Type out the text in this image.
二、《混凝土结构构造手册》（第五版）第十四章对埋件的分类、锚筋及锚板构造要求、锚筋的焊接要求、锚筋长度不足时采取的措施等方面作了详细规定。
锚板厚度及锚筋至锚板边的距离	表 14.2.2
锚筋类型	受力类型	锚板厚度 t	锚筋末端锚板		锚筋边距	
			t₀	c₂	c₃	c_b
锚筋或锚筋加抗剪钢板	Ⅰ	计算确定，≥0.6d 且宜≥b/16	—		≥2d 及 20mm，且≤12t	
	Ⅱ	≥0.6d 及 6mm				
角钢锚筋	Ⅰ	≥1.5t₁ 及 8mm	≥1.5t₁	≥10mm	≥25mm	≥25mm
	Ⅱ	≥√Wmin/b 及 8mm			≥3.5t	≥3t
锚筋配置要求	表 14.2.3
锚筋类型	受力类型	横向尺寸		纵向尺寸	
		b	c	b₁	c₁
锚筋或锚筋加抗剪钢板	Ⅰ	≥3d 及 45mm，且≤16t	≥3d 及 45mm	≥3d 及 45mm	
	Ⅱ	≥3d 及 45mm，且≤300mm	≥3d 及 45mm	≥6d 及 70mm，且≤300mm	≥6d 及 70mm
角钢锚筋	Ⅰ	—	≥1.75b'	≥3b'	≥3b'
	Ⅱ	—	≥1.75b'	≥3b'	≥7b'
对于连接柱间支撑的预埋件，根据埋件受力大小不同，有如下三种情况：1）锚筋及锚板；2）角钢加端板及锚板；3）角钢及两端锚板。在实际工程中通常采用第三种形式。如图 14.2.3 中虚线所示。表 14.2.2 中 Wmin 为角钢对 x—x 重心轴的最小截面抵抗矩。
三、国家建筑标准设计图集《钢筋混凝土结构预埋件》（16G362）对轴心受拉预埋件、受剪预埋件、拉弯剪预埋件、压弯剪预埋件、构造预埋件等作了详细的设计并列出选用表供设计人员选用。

* [GOAL]
Copy every single line of the material above that holds "角钢锚筋".

* [RESULT]
角钢锚筋	Ⅰ	≥1.5t₁ 及 8mm	≥1.5t₁	≥10mm	≥25mm	≥25mm
角钢锚筋	Ⅰ	—	≥1.75b'	≥3b'	≥3b'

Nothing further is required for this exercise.